## Your task
Scan the lines below for the word "text". Copy each line you find it in.

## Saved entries
%%

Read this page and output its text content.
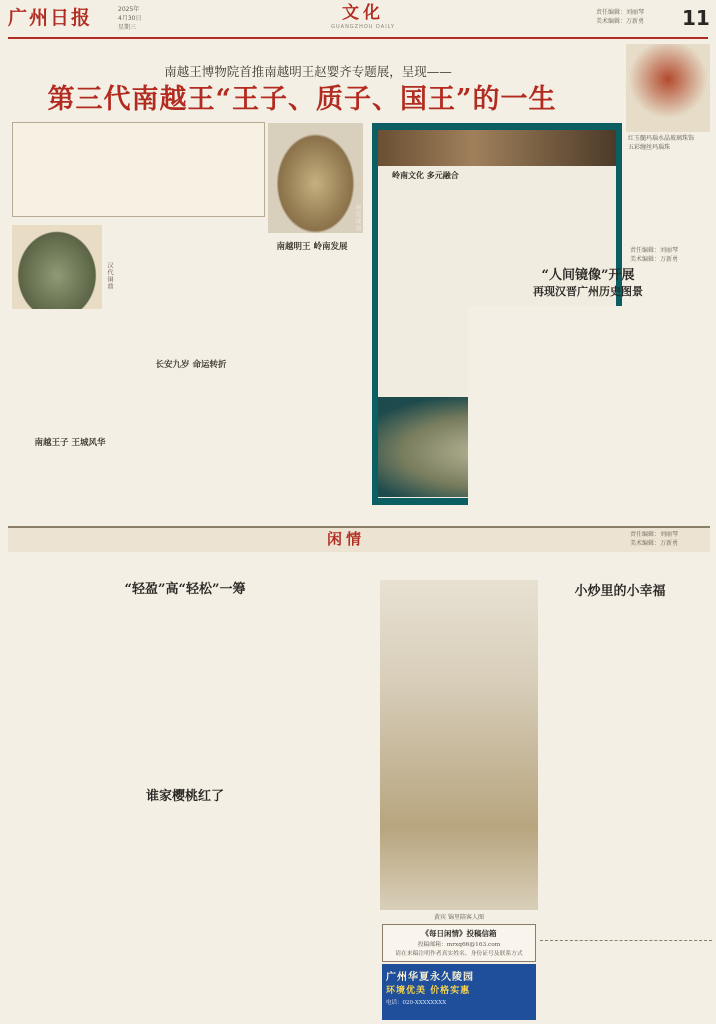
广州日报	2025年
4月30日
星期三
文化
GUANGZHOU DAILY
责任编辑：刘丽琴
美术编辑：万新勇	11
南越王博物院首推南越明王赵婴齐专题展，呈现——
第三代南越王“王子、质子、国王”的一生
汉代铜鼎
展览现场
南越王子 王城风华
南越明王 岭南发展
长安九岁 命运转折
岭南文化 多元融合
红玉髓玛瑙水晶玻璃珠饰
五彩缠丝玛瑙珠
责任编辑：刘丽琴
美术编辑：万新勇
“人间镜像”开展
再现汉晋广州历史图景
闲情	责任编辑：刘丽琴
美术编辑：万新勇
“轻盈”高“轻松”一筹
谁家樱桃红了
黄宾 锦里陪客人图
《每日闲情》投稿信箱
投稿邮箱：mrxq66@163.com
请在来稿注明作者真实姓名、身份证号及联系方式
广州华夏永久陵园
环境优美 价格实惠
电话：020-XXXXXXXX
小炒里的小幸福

%%
%%

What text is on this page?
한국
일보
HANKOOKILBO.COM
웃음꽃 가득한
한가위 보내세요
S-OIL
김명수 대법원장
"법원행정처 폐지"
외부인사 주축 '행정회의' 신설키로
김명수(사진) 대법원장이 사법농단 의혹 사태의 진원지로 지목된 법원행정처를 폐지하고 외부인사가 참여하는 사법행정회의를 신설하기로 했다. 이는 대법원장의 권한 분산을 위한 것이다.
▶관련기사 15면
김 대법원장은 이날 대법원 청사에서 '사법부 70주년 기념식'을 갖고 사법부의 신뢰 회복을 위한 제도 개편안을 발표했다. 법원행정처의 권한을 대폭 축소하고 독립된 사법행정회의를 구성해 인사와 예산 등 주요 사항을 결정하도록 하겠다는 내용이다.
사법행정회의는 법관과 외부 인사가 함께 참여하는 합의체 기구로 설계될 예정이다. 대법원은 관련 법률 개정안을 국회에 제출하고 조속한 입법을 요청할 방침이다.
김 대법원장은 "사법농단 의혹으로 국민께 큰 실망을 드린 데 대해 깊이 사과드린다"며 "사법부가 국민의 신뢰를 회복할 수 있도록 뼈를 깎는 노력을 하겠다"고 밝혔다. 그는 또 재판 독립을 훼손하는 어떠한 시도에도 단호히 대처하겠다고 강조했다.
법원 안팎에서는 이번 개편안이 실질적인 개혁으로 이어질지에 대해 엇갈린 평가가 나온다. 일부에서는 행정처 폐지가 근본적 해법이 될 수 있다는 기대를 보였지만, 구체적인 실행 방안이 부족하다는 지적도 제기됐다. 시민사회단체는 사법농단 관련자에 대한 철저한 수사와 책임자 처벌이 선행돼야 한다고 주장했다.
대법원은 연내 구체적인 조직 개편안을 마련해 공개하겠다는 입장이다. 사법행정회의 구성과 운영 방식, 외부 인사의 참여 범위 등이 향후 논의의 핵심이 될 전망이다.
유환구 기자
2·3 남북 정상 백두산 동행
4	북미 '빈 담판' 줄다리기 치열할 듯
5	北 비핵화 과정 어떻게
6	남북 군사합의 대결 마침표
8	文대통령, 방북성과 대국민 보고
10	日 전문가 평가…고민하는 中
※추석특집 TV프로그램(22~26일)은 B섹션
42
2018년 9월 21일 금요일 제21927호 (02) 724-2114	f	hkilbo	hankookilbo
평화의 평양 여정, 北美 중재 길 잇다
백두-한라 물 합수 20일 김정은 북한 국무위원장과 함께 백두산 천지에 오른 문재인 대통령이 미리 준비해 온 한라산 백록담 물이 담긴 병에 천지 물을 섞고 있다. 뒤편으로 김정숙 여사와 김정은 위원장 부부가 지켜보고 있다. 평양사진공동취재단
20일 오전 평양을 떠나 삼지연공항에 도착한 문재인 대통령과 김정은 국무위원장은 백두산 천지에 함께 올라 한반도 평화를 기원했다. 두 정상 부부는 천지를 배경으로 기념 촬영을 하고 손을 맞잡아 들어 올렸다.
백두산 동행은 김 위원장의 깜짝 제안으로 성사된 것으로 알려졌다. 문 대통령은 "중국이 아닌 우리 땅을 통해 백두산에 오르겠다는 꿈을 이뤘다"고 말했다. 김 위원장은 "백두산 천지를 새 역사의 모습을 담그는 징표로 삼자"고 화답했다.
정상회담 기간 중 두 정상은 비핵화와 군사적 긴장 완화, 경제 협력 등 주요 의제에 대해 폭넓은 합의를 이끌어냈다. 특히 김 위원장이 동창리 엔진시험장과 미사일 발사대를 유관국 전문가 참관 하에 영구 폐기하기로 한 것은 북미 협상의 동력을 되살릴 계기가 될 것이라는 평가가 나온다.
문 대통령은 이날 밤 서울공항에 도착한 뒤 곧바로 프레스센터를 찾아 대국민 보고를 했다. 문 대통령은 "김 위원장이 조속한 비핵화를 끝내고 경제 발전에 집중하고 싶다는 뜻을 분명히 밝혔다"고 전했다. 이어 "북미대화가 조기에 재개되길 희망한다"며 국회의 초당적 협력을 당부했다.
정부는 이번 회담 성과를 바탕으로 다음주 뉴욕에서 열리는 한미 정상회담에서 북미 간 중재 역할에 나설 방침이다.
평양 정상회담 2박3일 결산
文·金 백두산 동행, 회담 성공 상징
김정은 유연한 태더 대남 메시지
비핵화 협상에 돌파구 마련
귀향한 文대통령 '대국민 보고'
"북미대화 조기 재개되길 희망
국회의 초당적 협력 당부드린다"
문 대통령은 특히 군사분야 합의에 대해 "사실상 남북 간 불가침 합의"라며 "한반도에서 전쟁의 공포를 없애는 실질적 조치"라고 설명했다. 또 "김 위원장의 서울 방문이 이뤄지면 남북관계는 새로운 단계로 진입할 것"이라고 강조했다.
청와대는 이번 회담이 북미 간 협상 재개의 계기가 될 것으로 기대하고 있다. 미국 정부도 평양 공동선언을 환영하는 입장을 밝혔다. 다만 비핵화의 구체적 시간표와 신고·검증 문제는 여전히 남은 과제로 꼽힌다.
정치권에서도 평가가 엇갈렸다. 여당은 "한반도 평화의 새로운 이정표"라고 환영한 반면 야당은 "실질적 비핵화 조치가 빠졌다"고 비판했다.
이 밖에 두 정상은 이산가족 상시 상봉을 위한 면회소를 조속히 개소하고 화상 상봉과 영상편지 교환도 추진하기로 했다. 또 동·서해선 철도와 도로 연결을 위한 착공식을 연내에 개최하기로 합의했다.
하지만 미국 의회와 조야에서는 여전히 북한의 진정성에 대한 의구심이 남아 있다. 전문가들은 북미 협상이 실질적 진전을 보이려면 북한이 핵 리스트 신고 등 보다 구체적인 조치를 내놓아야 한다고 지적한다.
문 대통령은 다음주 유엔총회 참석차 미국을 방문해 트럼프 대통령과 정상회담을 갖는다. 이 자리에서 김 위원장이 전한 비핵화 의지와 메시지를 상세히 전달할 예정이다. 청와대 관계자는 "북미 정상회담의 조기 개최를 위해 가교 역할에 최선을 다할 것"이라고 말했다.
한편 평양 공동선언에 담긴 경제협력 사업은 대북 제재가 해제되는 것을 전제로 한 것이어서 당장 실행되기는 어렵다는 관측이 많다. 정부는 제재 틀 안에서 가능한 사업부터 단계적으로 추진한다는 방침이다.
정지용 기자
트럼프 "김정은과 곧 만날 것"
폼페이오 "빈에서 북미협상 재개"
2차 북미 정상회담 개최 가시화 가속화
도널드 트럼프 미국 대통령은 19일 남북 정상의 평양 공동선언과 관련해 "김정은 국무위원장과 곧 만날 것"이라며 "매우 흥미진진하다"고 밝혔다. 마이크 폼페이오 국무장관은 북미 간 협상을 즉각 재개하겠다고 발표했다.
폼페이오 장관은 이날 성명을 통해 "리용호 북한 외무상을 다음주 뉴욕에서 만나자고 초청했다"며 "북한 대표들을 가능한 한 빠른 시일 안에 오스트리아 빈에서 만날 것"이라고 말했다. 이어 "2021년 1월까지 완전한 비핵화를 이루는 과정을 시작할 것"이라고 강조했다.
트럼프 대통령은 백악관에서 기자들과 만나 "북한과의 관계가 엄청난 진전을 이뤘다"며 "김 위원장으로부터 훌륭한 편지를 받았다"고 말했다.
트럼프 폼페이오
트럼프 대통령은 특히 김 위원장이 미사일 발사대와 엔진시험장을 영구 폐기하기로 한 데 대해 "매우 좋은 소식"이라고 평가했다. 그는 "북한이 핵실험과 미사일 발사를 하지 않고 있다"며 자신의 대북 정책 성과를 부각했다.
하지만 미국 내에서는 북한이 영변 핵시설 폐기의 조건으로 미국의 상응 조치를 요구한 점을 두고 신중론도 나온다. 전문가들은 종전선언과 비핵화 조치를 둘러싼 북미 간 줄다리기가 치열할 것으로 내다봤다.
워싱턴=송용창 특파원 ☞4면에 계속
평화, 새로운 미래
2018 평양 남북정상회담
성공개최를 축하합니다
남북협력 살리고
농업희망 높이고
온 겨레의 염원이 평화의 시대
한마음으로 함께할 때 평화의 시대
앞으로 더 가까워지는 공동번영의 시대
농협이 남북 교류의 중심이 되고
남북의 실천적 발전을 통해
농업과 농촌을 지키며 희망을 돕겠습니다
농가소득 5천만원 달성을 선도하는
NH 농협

%%

## Problem solution
Read this page and output its text content.
What text is on this page?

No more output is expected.